Task item :: Repeat word for word the part of the post about Arthur Bryant's book, starting at "The Age of Elegance: 1812-1822." and ending at "http://www.amazon.com/Age-Elegance-1...e%3A+1812-1822.".

Americans, as well as Britons, should find this book interesting. You will note that the War of 1812 occurred during part of the period of time that this book covers. Britain was fighting the Napoleonic Wars during the period.
In fact, the two wars are connected. The War of 1812 was caused by issues related to Great Britain's prosecution of the Napoleonic Wars. Interestingly, while the United States and Canada see the War of 1812 as a war in its own right, many people in Europe see the War of 1812 as just a theatre of the Napoleonic Wars.
The Age of Elegance: 1812-1822. By Arthur Bryant. No ratings yet (it's just fairly recently been published). Print list price N/A; digital list price $3.99; Kindle price now
$0.99. Endeavor Press, publisher. 454 pages.
http://www.amazon.com/Age-Elegance-1...e%3A+1812-1822.
Book Description
Britain's first global war...as told by Britain's first great popular historian.
'The Years of Elegance: 1812-1822' is one of the master-works of British narrative history. In his own peerless style, the final volume of a three-part history of the Napoleonic Wars, Bryant tells the compelling story of the conflict with revolutionary France which began in 1793.
Thought of by many as the first world war, fought over four continents and two oceans this war shaped the world for the next century.
For 22 years, starting in 1793, Britain was at war with France
In ‘The Age of Elegance’ Arthur Bryant brings this epic story to a close.

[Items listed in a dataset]

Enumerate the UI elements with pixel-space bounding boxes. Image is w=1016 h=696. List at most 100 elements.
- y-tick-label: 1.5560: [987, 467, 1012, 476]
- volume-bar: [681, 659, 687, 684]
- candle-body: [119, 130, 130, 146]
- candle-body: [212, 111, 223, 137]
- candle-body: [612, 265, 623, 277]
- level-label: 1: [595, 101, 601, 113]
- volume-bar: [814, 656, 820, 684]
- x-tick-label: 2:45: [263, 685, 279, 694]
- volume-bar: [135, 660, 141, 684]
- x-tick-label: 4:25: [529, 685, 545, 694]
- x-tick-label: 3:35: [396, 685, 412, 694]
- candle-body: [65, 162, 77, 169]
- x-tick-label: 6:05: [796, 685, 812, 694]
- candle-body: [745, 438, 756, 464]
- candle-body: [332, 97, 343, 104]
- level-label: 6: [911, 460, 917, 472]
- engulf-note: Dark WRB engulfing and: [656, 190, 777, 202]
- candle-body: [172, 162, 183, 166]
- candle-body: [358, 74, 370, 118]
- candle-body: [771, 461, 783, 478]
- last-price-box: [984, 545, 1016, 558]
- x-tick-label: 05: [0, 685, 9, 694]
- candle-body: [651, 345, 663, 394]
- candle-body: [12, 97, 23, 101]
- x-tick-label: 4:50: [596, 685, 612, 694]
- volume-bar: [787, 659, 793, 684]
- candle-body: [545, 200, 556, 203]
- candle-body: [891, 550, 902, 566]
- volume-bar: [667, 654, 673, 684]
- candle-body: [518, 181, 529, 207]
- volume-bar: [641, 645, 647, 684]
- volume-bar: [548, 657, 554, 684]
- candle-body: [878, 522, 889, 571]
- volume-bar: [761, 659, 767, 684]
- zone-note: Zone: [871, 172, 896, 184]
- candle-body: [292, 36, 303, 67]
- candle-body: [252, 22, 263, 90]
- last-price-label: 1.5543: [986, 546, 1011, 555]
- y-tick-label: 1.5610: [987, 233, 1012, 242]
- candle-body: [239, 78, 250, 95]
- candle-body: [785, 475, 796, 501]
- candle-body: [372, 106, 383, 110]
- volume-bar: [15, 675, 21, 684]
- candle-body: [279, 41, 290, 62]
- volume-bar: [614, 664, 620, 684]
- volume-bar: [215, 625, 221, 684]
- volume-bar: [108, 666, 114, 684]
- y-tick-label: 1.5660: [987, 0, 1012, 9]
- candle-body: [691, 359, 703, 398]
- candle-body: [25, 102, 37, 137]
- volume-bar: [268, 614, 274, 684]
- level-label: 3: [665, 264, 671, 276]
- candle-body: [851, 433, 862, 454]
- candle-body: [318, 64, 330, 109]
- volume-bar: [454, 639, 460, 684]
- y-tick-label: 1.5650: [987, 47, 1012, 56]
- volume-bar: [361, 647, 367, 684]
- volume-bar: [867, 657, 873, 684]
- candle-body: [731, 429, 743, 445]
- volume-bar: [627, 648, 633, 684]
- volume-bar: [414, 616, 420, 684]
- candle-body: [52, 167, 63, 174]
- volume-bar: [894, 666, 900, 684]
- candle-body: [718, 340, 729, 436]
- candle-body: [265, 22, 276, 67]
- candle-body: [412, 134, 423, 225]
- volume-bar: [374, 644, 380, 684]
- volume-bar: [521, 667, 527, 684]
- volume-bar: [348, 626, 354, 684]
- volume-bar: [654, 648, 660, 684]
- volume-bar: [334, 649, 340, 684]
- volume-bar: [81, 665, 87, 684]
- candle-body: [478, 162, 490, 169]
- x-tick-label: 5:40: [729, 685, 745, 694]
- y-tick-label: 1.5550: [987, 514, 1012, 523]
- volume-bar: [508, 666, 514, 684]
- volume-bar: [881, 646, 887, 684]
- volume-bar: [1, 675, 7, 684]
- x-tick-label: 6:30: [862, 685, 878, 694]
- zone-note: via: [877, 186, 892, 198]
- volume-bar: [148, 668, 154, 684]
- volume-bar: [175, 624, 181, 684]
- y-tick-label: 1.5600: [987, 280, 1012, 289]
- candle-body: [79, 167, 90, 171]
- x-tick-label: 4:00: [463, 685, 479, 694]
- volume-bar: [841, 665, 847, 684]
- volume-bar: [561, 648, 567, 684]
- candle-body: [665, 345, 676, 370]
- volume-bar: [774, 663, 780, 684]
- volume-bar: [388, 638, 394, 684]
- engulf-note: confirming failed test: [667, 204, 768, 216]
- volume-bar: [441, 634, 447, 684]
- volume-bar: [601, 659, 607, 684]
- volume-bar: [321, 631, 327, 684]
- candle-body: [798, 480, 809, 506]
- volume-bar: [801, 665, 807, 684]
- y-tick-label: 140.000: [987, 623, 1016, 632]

Written solution ::
The Age of Elegance: 1812-1822. By Arthur Bryant. No ratings yet (it's just fairly recently been published). Print list price N/A; digital list price $3.99; Kindle price now
$0.99. Endeavor Press, publisher. 454 pages.
http://www.amazon.com/Age-Elegance-1...e%3A+1812-1822.